WRITTEN PROBLEM: Give every entry again, word for word.

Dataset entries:
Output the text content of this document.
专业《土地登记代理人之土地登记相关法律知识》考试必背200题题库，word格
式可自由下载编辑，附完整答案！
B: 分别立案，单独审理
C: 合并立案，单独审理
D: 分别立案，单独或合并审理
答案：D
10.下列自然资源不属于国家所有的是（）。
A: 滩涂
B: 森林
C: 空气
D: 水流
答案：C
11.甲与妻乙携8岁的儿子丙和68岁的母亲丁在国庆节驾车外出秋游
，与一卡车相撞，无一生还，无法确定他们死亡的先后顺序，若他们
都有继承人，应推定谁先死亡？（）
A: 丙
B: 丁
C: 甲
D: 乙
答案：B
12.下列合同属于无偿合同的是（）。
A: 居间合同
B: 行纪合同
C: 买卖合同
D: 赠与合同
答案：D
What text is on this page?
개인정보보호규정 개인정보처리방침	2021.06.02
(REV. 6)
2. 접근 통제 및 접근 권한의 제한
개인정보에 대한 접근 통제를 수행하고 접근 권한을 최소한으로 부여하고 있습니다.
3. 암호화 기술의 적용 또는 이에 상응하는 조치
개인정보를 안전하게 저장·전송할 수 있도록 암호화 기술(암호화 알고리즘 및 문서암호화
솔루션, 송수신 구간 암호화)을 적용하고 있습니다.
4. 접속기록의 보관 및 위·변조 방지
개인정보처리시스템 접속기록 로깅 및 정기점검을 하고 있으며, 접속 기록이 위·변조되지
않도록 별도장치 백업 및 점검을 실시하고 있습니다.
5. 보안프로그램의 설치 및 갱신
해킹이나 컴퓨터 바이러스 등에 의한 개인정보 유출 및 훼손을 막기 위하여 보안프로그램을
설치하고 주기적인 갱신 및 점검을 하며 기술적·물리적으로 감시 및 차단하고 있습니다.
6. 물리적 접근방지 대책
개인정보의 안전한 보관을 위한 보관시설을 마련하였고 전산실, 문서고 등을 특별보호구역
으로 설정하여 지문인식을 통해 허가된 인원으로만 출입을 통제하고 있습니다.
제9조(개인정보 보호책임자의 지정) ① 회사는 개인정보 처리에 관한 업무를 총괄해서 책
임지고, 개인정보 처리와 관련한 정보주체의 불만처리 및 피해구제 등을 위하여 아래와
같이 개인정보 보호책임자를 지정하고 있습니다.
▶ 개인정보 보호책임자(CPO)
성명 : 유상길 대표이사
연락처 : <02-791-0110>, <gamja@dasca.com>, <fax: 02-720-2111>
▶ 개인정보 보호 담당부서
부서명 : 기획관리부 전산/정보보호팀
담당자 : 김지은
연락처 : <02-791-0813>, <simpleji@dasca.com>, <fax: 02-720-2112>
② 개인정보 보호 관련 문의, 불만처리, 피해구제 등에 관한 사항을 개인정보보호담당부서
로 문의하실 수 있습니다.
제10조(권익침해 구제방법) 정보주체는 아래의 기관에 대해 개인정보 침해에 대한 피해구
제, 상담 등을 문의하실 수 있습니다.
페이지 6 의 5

SOLUTION FOR THIS PROBLEM:
Output the text content of this document.
专业《土地登记代理人之土地登记相关法律知识》考试必背200题题库，word格
式可自由下载编辑，附完整答案！
B: 分别立案，单独审理
C: 合并立案，单独审理
D: 分别立案，单独或合并审理
答案：D
10.下列自然资源不属于国家所有的是（）。
A: 滩涂
B: 森林
C: 空气
D: 水流
答案：C
11.甲与妻乙携8岁的儿子丙和68岁的母亲丁在国庆节驾车外出秋游
，与一卡车相撞，无一生还，无法确定他们死亡的先后顺序，若他们
都有继承人，应推定谁先死亡？（）
A: 丙
B: 丁
C: 甲
D: 乙
答案：B
12.下列合同属于无偿合同的是（）。
A: 居间合同
B: 行纪合同
C: 买卖合同
D: 赠与合同
答案：D
What text is on this page?
개인정보보호규정 개인정보처리방침	2021.06.02
(REV. 6)
2. 접근 통제 및 접근 권한의 제한
개인정보에 대한 접근 통제를 수행하고 접근 권한을 최소한으로 부여하고 있습니다.
3. 암호화 기술의 적용 또는 이에 상응하는 조치
개인정보를 안전하게 저장·전송할 수 있도록 암호화 기술(암호화 알고리즘 및 문서암호화
솔루션, 송수신 구간 암호화)을 적용하고 있습니다.
4. 접속기록의 보관 및 위·변조 방지
개인정보처리시스템 접속기록 로깅 및 정기점검을 하고 있으며, 접속 기록이 위·변조되지
않도록 별도장치 백업 및 점검을 실시하고 있습니다.
5. 보안프로그램의 설치 및 갱신
해킹이나 컴퓨터 바이러스 등에 의한 개인정보 유출 및 훼손을 막기 위하여 보안프로그램을
설치하고 주기적인 갱신 및 점검을 하며 기술적·물리적으로 감시 및 차단하고 있습니다.
6. 물리적 접근방지 대책
개인정보의 안전한 보관을 위한 보관시설을 마련하였고 전산실, 문서고 등을 특별보호구역
으로 설정하여 지문인식을 통해 허가된 인원으로만 출입을 통제하고 있습니다.
제9조(개인정보 보호책임자의 지정) ① 회사는 개인정보 처리에 관한 업무를 총괄해서 책
임지고, 개인정보 처리와 관련한 정보주체의 불만처리 및 피해구제 등을 위하여 아래와
같이 개인정보 보호책임자를 지정하고 있습니다.
▶ 개인정보 보호책임자(CPO)
성명 : 유상길 대표이사
연락처 : <02-791-0110>, <gamja@dasca.com>, <fax: 02-720-2111>
▶ 개인정보 보호 담당부서
부서명 : 기획관리부 전산/정보보호팀
담당자 : 김지은
연락처 : <02-791-0813>, <simpleji@dasca.com>, <fax: 02-720-2112>
② 개인정보 보호 관련 문의, 불만처리, 피해구제 등에 관한 사항을 개인정보보호담당부서
로 문의하실 수 있습니다.
제10조(권익침해 구제방법) 정보주체는 아래의 기관에 대해 개인정보 침해에 대한 피해구
제, 상담 등을 문의하실 수 있습니다.
페이지 6 의 5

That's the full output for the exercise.